Written request: Filter the entries below, keeping every line that has the word "structured".

--- START Material shown ---

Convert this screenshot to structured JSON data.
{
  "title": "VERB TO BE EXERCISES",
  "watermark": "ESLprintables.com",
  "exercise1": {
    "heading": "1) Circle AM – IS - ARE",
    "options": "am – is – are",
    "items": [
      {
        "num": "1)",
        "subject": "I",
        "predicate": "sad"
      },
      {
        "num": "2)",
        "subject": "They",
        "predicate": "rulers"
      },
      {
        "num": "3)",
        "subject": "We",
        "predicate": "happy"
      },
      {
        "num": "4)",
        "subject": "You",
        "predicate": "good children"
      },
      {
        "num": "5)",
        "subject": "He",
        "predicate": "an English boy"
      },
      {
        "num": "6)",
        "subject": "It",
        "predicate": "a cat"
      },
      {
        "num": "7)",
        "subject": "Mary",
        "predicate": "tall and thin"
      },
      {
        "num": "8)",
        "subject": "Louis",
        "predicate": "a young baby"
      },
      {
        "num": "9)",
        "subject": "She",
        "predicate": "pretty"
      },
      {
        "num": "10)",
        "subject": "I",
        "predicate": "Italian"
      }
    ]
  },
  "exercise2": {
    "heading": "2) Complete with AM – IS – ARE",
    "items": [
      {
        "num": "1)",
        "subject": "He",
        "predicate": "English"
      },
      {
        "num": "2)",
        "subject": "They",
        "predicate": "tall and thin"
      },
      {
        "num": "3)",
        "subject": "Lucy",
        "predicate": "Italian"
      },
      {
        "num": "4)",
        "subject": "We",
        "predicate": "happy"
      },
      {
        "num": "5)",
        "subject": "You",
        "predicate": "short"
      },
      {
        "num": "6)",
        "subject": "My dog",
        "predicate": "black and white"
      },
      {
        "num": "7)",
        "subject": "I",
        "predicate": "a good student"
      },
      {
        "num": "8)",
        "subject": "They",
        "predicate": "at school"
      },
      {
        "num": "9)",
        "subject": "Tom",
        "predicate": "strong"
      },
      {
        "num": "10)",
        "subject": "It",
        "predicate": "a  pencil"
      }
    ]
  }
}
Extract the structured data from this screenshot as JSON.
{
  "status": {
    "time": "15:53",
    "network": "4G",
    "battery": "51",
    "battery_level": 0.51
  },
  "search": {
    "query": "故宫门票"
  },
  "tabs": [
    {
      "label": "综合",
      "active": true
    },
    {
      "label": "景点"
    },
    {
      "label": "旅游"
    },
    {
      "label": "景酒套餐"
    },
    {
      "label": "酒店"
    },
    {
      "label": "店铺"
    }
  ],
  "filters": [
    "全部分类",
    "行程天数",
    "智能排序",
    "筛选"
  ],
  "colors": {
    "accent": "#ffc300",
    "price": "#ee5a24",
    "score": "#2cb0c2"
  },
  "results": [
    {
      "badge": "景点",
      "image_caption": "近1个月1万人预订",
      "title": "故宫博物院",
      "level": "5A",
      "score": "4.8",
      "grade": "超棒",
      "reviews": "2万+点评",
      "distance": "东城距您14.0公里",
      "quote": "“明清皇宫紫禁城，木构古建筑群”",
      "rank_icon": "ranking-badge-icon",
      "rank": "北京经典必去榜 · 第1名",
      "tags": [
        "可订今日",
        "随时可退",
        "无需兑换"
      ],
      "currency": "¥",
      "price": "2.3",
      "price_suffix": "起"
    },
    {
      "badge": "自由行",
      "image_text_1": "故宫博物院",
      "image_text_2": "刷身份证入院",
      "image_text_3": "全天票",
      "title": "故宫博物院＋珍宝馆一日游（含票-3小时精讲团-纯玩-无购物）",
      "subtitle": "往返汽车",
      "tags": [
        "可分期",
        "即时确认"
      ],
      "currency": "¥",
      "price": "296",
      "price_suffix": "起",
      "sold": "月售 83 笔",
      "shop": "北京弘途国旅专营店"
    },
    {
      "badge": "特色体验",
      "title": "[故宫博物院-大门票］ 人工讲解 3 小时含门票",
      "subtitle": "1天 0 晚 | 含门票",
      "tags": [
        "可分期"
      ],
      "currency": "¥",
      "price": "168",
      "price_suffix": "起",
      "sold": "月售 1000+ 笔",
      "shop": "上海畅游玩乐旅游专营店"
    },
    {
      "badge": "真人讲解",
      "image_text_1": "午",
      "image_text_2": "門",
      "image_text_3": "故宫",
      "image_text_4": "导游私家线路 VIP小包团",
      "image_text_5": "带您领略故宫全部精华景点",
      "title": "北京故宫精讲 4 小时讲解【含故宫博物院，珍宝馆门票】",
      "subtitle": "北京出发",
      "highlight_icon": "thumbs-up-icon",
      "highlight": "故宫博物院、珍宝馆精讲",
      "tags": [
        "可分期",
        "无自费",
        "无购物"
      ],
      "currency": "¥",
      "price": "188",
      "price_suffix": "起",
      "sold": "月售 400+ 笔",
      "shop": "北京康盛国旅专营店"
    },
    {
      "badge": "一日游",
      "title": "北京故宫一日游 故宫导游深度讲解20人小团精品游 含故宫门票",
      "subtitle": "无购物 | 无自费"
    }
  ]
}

--- END Material shown ---

Task response:
Convert this screenshot to structured JSON data.
Extract the structured data from this screenshot as JSON.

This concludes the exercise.